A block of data

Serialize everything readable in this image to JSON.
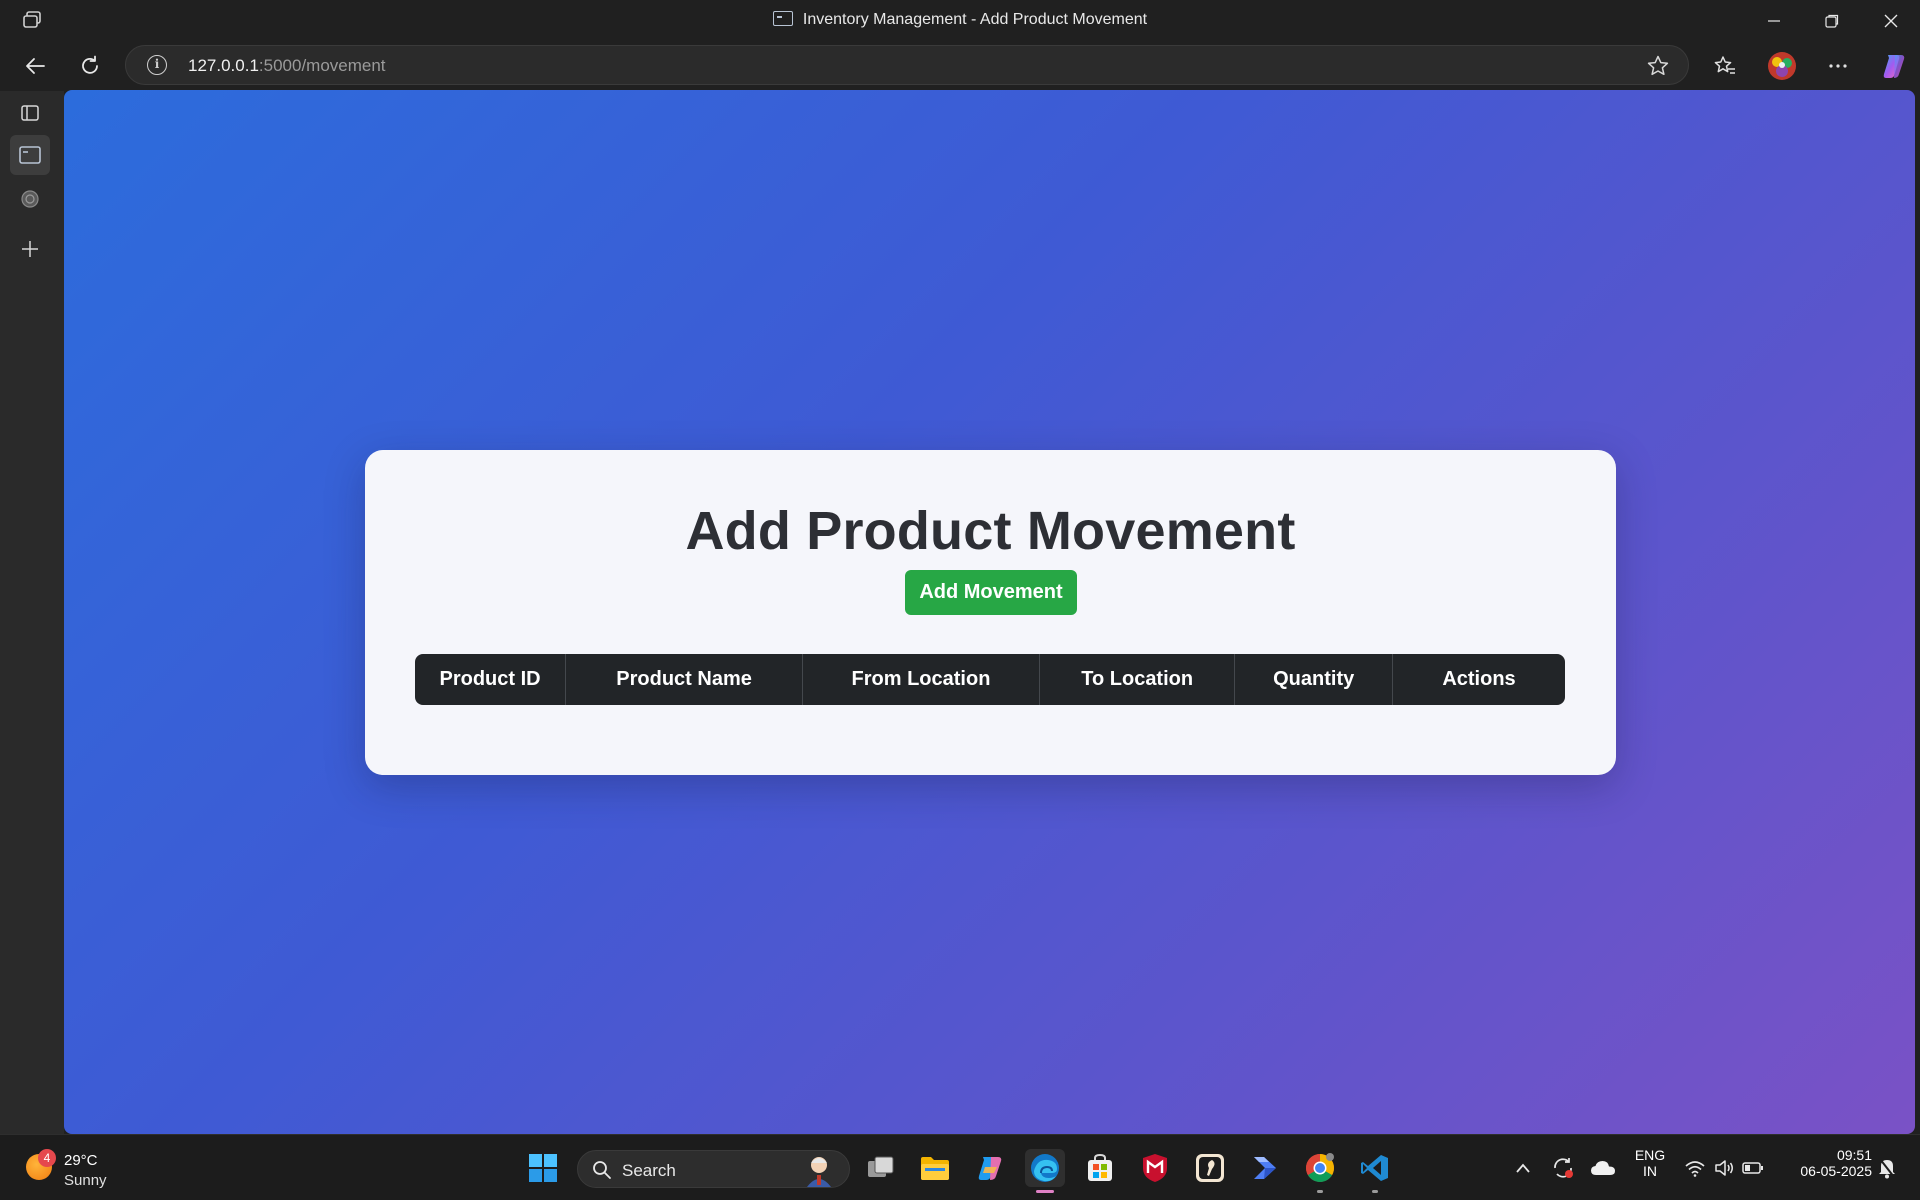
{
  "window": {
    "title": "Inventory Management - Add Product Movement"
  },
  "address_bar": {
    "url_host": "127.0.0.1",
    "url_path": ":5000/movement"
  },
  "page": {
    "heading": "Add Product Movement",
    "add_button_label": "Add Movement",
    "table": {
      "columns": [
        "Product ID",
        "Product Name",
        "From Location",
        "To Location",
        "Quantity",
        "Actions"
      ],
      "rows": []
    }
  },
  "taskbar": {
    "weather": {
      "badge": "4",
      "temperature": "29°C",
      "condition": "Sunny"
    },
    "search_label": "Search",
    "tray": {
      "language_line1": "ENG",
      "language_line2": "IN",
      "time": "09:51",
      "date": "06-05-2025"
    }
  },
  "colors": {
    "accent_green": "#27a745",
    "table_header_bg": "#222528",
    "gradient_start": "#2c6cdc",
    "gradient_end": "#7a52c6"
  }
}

> [Exercise description]:
Quote the records above in full, dropping each picture.

> [Response to the exercise]:
Serialize everything readable in this image to JSON.
{
  "window": {
    "title": "Inventory Management - Add Product Movement"
  },
  "address_bar": {
    "url_host": "127.0.0.1",
    "url_path": ":5000/movement"
  },
  "page": {
    "heading": "Add Product Movement",
    "add_button_label": "Add Movement",
    "table": {
      "columns": [
        "Product ID",
        "Product Name",
        "From Location",
        "To Location",
        "Quantity",
        "Actions"
      ],
      "rows": []
    }
  },
  "taskbar": {
    "weather": {
      "badge": "4",
      "temperature": "29°C",
      "condition": "Sunny"
    },
    "search_label": "Search",
    "tray": {
      "language_line1": "ENG",
      "language_line2": "IN",
      "time": "09:51",
      "date": "06-05-2025"
    }
  },
  "colors": {
    "accent_green": "#27a745",
    "table_header_bg": "#222528",
    "gradient_start": "#2c6cdc",
    "gradient_end": "#7a52c6"
  }
}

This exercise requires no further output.